**What this task involves:** Among the lines of these entries, how many hold the word "西谷親水遊歩道"? State only the number.
+ + + + + + +
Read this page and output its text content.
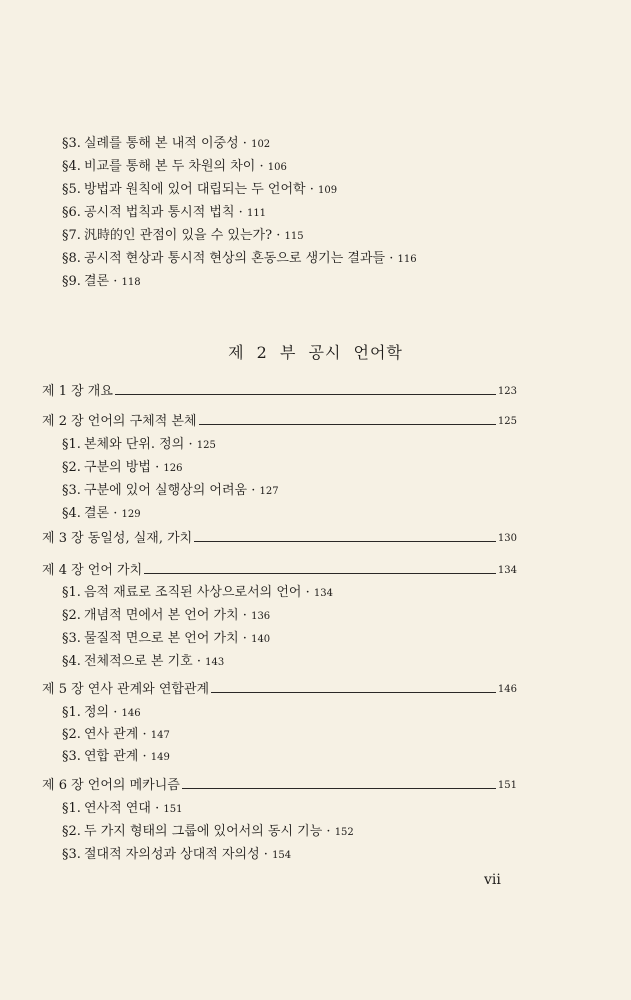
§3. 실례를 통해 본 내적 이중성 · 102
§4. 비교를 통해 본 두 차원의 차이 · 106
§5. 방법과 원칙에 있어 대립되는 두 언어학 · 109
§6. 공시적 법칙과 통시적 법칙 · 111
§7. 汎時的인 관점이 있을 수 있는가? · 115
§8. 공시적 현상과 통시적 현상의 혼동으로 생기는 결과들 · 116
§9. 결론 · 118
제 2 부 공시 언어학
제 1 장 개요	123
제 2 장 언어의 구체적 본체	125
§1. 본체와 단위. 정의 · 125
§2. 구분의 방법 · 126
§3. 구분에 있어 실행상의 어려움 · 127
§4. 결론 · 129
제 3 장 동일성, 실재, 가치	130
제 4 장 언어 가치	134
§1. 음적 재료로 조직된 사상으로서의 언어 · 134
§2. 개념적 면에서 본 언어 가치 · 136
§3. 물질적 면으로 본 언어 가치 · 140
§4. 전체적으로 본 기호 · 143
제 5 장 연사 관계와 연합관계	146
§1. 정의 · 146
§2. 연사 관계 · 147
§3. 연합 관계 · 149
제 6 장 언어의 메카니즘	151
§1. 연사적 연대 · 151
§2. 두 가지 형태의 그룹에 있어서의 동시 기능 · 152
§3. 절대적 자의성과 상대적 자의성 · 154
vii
+ + + + + + +
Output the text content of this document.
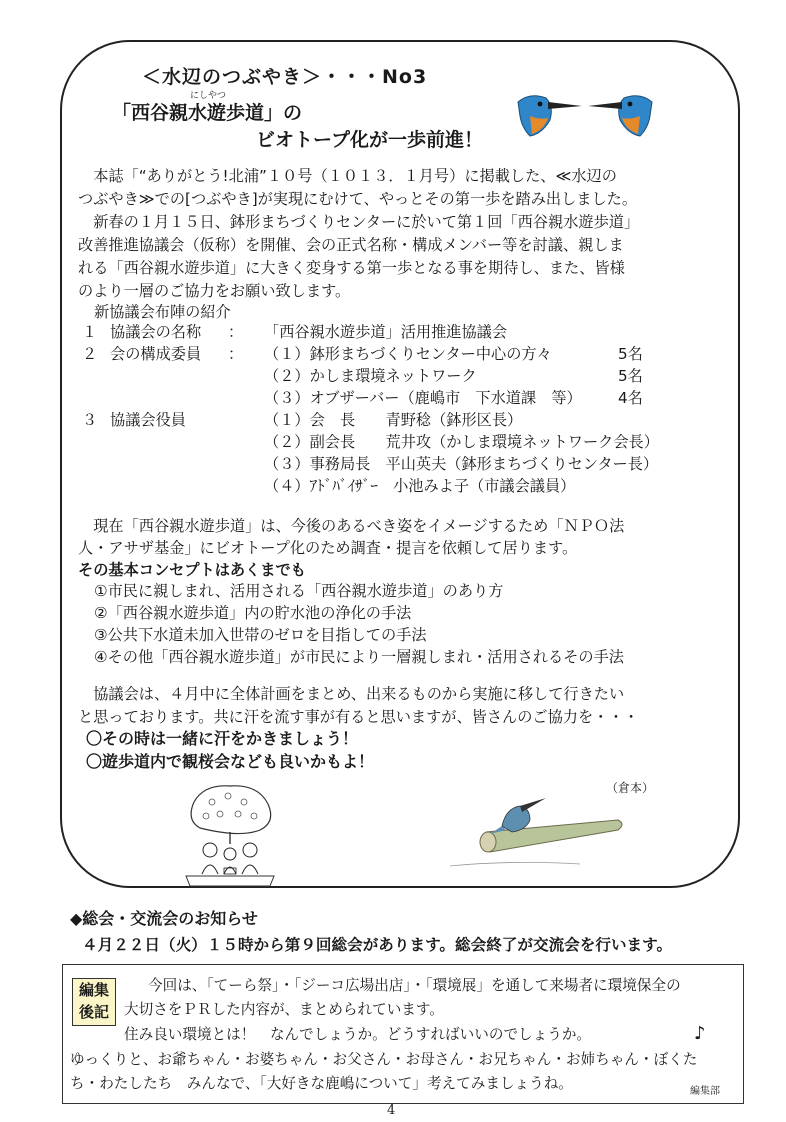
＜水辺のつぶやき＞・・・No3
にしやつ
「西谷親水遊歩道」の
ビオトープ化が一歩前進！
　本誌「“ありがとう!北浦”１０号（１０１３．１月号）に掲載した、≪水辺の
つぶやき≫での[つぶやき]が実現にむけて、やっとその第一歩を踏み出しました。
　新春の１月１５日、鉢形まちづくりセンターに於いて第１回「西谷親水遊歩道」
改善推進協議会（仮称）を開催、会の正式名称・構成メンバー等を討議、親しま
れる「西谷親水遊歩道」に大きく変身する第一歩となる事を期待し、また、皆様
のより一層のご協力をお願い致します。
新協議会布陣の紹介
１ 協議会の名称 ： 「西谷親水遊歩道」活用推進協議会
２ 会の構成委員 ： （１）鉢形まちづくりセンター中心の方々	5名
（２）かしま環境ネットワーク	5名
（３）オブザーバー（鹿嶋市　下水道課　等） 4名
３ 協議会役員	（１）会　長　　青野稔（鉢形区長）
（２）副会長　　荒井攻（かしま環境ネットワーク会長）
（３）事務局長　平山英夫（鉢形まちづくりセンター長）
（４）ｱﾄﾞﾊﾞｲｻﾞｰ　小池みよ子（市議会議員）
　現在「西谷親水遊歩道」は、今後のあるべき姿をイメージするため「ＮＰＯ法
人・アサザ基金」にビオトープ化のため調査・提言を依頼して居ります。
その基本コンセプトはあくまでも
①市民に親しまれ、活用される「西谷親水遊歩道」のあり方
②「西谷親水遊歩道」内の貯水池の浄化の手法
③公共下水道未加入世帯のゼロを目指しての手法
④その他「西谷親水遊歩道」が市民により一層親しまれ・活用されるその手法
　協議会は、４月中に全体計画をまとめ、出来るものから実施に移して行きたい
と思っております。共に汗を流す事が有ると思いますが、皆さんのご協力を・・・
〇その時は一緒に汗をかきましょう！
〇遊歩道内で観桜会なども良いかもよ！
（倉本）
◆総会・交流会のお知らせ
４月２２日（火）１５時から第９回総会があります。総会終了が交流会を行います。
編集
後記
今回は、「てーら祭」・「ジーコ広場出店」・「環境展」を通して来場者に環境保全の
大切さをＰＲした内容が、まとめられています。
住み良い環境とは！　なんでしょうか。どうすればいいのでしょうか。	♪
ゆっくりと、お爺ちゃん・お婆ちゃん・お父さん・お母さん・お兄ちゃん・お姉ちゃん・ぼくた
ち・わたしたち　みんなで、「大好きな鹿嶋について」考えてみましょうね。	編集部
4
+ + + + + + +
**Result of this task:** 8